La norma cierta que lega la conflagración del siglo XX citada y que cristaliza como límite del poder de los Estados, es la del respeto universal de la dignidad de la persona humana. Ha sido enterrada para lo sucesivo. Ambas potencias – en la hora previa al acto de agresión ejecutado por una de ellas – han fijado, debo repetirlo, un credo distinto que defenderán “en una Nueva Era”.
¿Es Ucrania, entonces, el bautizo o parteaguas, transcurridos 30 años desde la caída de la Cortina de Hierro hasta el estallido de la pandemia universal de origen chino?
“El viaje moderno llega a su final”, es el título que identifica mi más reciente libro. Y por lo visto Ucrania es el experimento, pero también la oportunidad de las enmiendas retrasadas desde 1989. ¿Tendrá tiempo la sociedad occidental para ello?
La ocurrencia real y no virtual de la guerra, hemos de admitirlo, la saca de su ensimismamiento y letargo, de su indolencia y trivialidad, que la ha llevado hasta a negarse como civilización.
Durante las tres décadas recorridas sólo se ha ocupado de destruir sus códigos genéticos. Expresa vergüenza por la extracción judeocristiana y grecolatina de su cultura. Exige disponer de la vida humana, libremente, al principio y en su final; forjar otras identidades que la desprendan de la humillante heterosexualidad inscrita sobre el Génesis; prosternar el sincretismo de razas del que es tributaria; y volver a sus gentes objeto y parte de la Naturaleza, renunciando a su señorío para conservarla y acrecerla.
Se muestran sorprendidos los occidentales, no obstante, con lo inédito, no de la guerra contra Ucrania sino de su modalidad dieciochesca regresiva, en plena deriva planetaria digital y de la inteligencia artificial.
Han despertado los ucranianos a los occidentales europeos y norteamericanos, mas no a los venezolanos. Estos cierran su año 2021 con 11.081 muertos producto de la violencia mientras la comunidad mundial les pide, mediando la Rusia de Putin, que resuelvan en paz sus entuertos a través de elecciones; y que las víctimas de la dictadura no se vuelvan muy exigentes.

_INSTRUCCIONES:_
**a.** Copia el texto sobre Ucrania y Occidente desde "Durante las tres" hasta "la inteligencia artificial.", ambos incluidos, y pon "Tierra" en lugar de "Naturaleza".
**b.** Sigue escribiendo el texto sobre Ucrania y Occidente a partir de su última oración.
No hace falta el listado para nada de esto.

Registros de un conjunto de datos
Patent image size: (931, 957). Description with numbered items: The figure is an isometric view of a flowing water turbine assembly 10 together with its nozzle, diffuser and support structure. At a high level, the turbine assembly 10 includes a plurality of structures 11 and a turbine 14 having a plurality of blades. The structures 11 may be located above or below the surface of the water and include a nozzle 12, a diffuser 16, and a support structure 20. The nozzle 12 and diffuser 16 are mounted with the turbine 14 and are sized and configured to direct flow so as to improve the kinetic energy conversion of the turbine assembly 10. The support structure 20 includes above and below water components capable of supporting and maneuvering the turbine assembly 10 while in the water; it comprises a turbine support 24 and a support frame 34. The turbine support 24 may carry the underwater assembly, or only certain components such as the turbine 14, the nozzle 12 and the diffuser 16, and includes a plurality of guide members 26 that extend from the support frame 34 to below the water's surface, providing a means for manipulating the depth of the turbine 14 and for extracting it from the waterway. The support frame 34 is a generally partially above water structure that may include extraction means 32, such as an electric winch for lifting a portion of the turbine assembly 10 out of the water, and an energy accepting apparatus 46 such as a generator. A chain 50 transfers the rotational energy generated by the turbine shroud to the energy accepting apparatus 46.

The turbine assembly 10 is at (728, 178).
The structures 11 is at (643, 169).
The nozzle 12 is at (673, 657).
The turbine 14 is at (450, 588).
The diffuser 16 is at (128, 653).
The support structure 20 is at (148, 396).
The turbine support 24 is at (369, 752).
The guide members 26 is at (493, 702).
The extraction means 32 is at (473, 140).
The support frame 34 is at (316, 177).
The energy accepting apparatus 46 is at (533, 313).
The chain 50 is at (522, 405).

_TUS RESPUESTAS:_
**a.**
Durante las tres décadas recorridas sólo se ha ocupado de destruir sus códigos genéticos. Expresa vergüenza por la extracción judeocristiana y grecolatina de su cultura. Exige disponer de la vida humana, libremente, al principio y en su final; forjar otras identidades que la desprendan de la humillante heterosexualidad inscrita sobre el Génesis; prosternar el sincretismo de razas del que es tributaria; y volver a sus gentes objeto y parte de la Tierra, renunciando a su señorío para conservarla y acrecerla.
Se muestran sorprendidos los occidentales, no obstante, con lo inédito, no de la guerra contra Ucrania sino de su modalidad dieciochesca regresiva, en plena deriva planetaria digital y de la inteligencia artificial.

**b.**
Sale Occidente de su Metaverso, en fin, de su enajenación y aislamiento virtual para condenar lo que es también su pecado de omisión, el regreso de la guerra armada en un tiempo de francachela y deconstrucción durante el que ha derribado sus íconos, quemado sus templos, y la memoria la ha sido revisada para demandarle cuentas a los muertos, en nombre de la libertad. Ha malgastado los treinta años venidos desde la ruptura «epocal» que baja el telón con el COVID-19, causando unas 5.000.000 de víctimas sin dolientes en el planeta, salvo el frio registro de la Universidad de John Hopkins.
Entre tanto, quienes se rasgan las vestiduras por la masacre sobre Ucrania, son cuidadosos de no pedirle a los chinos – socios de Rusia y con vistas a la Era Nueva – reparen a la Humanidad los daños transfronterizos que les ha irrogado con el riesgo «científico» de Wuhan. Y dicen Jinping y Putin, con frialdad de lápida, que “se oponen a la politización de este tema… es una cuestión de ciencia”, arguyen.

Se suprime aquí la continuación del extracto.